For each line below that contains the string "Улан", copy that line.

[Start ENTRIES SUPPLIED]

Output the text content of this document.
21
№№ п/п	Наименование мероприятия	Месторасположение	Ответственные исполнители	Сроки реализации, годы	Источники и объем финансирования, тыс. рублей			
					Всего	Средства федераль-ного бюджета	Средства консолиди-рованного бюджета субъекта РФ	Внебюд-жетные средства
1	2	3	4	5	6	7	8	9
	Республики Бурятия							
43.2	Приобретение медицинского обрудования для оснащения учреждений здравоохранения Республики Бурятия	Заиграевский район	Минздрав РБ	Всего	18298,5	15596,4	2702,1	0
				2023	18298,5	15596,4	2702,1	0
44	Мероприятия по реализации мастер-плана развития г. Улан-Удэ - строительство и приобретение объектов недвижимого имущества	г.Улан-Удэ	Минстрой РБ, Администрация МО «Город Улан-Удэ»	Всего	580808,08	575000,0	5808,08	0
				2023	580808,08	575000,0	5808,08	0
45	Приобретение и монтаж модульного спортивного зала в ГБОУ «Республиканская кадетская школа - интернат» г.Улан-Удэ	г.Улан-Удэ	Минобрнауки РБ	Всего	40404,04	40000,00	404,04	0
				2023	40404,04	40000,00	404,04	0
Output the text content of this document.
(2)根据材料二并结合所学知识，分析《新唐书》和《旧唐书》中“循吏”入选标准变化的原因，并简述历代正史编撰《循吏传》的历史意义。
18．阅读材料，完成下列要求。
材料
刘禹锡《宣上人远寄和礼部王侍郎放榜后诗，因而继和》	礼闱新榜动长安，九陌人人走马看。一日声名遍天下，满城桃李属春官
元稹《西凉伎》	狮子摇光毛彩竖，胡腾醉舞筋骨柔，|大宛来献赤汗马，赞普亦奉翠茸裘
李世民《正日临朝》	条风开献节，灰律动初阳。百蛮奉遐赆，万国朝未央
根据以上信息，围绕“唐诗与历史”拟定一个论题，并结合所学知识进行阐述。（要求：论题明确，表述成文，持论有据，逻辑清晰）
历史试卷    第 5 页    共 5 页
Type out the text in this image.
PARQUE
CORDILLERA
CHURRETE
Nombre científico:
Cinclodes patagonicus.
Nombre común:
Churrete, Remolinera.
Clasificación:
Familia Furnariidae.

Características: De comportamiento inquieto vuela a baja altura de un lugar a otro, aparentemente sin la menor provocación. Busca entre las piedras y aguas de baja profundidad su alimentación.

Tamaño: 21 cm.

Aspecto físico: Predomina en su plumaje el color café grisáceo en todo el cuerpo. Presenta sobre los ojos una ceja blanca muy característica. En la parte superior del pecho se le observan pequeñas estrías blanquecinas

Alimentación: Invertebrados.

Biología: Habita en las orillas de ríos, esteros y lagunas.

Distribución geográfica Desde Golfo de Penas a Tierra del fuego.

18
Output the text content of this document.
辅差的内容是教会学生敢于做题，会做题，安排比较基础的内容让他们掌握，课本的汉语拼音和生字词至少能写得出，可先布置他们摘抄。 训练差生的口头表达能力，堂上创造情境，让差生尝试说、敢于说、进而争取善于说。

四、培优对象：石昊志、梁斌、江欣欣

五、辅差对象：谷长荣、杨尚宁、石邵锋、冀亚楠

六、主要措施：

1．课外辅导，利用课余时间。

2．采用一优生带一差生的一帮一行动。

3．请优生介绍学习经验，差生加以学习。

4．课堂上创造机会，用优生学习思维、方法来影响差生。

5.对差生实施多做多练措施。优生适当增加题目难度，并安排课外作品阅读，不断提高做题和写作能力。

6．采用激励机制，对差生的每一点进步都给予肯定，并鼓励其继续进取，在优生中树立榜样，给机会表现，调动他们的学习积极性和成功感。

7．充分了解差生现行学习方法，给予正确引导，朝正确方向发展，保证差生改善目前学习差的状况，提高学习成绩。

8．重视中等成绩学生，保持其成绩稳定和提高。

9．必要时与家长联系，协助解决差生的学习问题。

[End ENTRIES SUPPLIED]

● EXERCISE RESPONSE:
44	Мероприятия по реализации мастер-плана развития г. Улан-Удэ - строительство и приобретение объектов недвижимого имущества	г.Улан-Удэ	Минстрой РБ, Администрация МО «Город Улан-Удэ»	Всего	580808,08	575000,0	5808,08	0
45	Приобретение и монтаж модульного спортивного зала в ГБОУ «Республиканская кадетская школа - интернат» г.Улан-Удэ	г.Улан-Удэ	Минобрнауки РБ	Всего	40404,04	40000,00	404,04	0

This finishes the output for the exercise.